## Requirement:
Convert the entries below into a two-column CSV with the header row entry_text,answer and one row per entry. Put each entry's text and its answer in a single quoted field, with line breaks replaced by spaces.

## Collected data entries:

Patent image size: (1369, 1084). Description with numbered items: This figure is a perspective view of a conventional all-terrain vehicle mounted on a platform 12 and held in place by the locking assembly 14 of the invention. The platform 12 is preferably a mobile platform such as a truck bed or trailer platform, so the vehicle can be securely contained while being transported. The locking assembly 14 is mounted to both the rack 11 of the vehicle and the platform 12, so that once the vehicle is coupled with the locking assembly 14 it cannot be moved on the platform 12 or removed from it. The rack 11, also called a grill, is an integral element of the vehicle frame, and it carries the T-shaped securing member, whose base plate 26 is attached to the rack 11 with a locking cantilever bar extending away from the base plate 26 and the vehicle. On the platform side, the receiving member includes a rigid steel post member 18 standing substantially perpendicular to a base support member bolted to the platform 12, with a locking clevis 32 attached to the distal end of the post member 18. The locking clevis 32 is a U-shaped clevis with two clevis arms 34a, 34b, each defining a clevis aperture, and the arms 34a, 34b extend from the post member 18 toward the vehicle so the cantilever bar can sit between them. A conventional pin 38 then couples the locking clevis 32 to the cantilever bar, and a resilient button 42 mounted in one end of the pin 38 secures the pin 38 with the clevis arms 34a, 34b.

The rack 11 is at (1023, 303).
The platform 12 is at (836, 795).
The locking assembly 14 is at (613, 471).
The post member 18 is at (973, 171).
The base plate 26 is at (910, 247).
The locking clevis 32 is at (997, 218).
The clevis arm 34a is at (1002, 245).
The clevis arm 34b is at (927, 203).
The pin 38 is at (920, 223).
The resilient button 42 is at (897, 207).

## Answer for this exercise:
entry_text,answer
"Patent image size: (1369, 1084). Description with numbered items: This figure is a perspective view of a conventional all-terrain vehicle mounted on a platform 12 and held in place by the locking assembly 14 of the invention. The platform 12 is preferably a mobile platform such as a truck bed or trailer platform, so the vehicle can be securely contained while being transported. The locking assembly 14 is mounted to both the rack 11 of the vehicle and the platform 12, so that once the vehicle is coupled with the locking assembly 14 it cannot be moved on the platform 12 or removed from it. The rack 11, also called a grill, is an integral element of the vehicle frame, and it carries the T-shaped securing member, whose base plate 26 is attached to the rack 11 with a locking cantilever bar extending away from the base plate 26 and the vehicle. On the platform side, the receiving member includes a rigid steel post member 18 standing substantially perpendicular to a base support member bolted to the platform 12, with a locking clevis 32 attached to the distal end of the post member 18. The locking clevis 32 is a U-shaped clevis with two clevis arms 34a, 34b, each defining a clevis aperture, and the arms 34a, 34b extend from the post member 18 toward the vehicle so the cantilever bar can sit between them. A conventional pin 38 then couples the locking clevis 32 to the cantilever bar, and a resilient button 42 mounted in one end of the pin 38 secures the pin 38 with the clevis arms 34a, 34b.","The rack 11 is at (1023, 303). The platform 12 is at (836, 795). The locking assembly 14 is at (613, 471). The post member 18 is at (973, 171). The base plate 26 is at (910, 247). The locking clevis 32 is at (997, 218). The clevis arm 34a is at (1002, 245). The clevis arm 34b is at (927, 203). The pin 38 is at (920, 223). The resilient button 42 is at (897, 207)."